Records from a data collection
----
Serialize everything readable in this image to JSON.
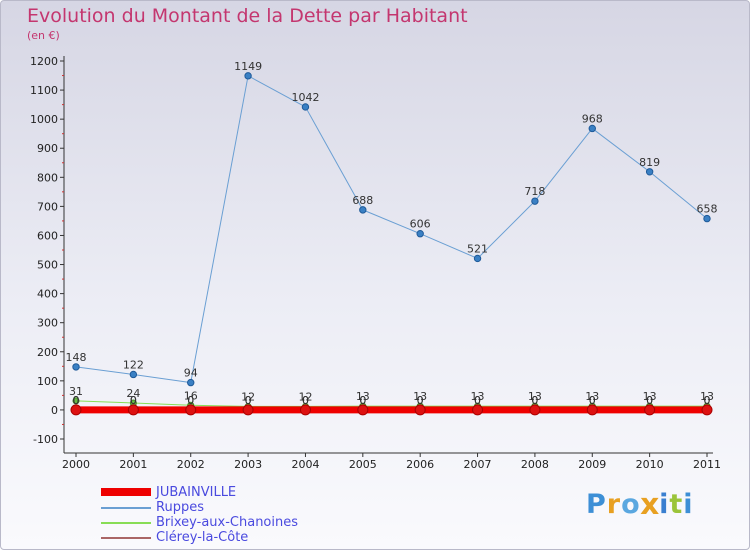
{
  "title": "Evolution du Montant de la Dette par Habitant",
  "unit": "(en €)",
  "brand": "Proxiti",
  "chart_data": {
    "type": "line",
    "title": "Evolution du Montant de la Dette par Habitant",
    "ylabel": "(en €)",
    "xlabel": "",
    "x": [
      "2000",
      "2001",
      "2002",
      "2003",
      "2004",
      "2005",
      "2006",
      "2007",
      "2008",
      "2009",
      "2010",
      "2011"
    ],
    "ylim": [
      -100,
      1200
    ],
    "yticks": [
      -100,
      0,
      100,
      200,
      300,
      400,
      500,
      600,
      700,
      800,
      900,
      1000,
      1100,
      1200
    ],
    "grid": false,
    "series": [
      {
        "name": "JUBAINVILLE",
        "color": "#ee0000",
        "width": 7,
        "values": [
          0,
          0,
          0,
          0,
          0,
          0,
          0,
          0,
          0,
          0,
          0,
          0
        ]
      },
      {
        "name": "Ruppes",
        "color": "#6a9fd3",
        "width": 1,
        "values": [
          148,
          122,
          94,
          1149,
          1042,
          688,
          606,
          521,
          718,
          968,
          819,
          658
        ]
      },
      {
        "name": "Brixey-aux-Chanoines",
        "color": "#88dd55",
        "width": 1,
        "values": [
          31,
          24,
          16,
          12,
          12,
          13,
          13,
          13,
          13,
          13,
          13,
          13
        ]
      },
      {
        "name": "Clérey-la-Côte",
        "color": "#aa6666",
        "width": 1,
        "values": [
          0,
          0,
          0,
          0,
          0,
          0,
          0,
          0,
          0,
          0,
          0,
          0
        ]
      }
    ]
  }
}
----
**Problem to work on:**
Quote every record above exactly, leaving out any pictures.

**Result:**
Serialize everything readable in this image to JSON.
{
  "title": "Evolution du Montant de la Dette par Habitant",
  "unit": "(en €)",
  "brand": "Proxiti",
  "chart_data": {
    "type": "line",
    "title": "Evolution du Montant de la Dette par Habitant",
    "ylabel": "(en €)",
    "xlabel": "",
    "x": [
      "2000",
      "2001",
      "2002",
      "2003",
      "2004",
      "2005",
      "2006",
      "2007",
      "2008",
      "2009",
      "2010",
      "2011"
    ],
    "ylim": [
      -100,
      1200
    ],
    "yticks": [
      -100,
      0,
      100,
      200,
      300,
      400,
      500,
      600,
      700,
      800,
      900,
      1000,
      1100,
      1200
    ],
    "grid": false,
    "series": [
      {
        "name": "JUBAINVILLE",
        "color": "#ee0000",
        "width": 7,
        "values": [
          0,
          0,
          0,
          0,
          0,
          0,
          0,
          0,
          0,
          0,
          0,
          0
        ]
      },
      {
        "name": "Ruppes",
        "color": "#6a9fd3",
        "width": 1,
        "values": [
          148,
          122,
          94,
          1149,
          1042,
          688,
          606,
          521,
          718,
          968,
          819,
          658
        ]
      },
      {
        "name": "Brixey-aux-Chanoines",
        "color": "#88dd55",
        "width": 1,
        "values": [
          31,
          24,
          16,
          12,
          12,
          13,
          13,
          13,
          13,
          13,
          13,
          13
        ]
      },
      {
        "name": "Clérey-la-Côte",
        "color": "#aa6666",
        "width": 1,
        "values": [
          0,
          0,
          0,
          0,
          0,
          0,
          0,
          0,
          0,
          0,
          0,
          0
        ]
      }
    ]
  }
}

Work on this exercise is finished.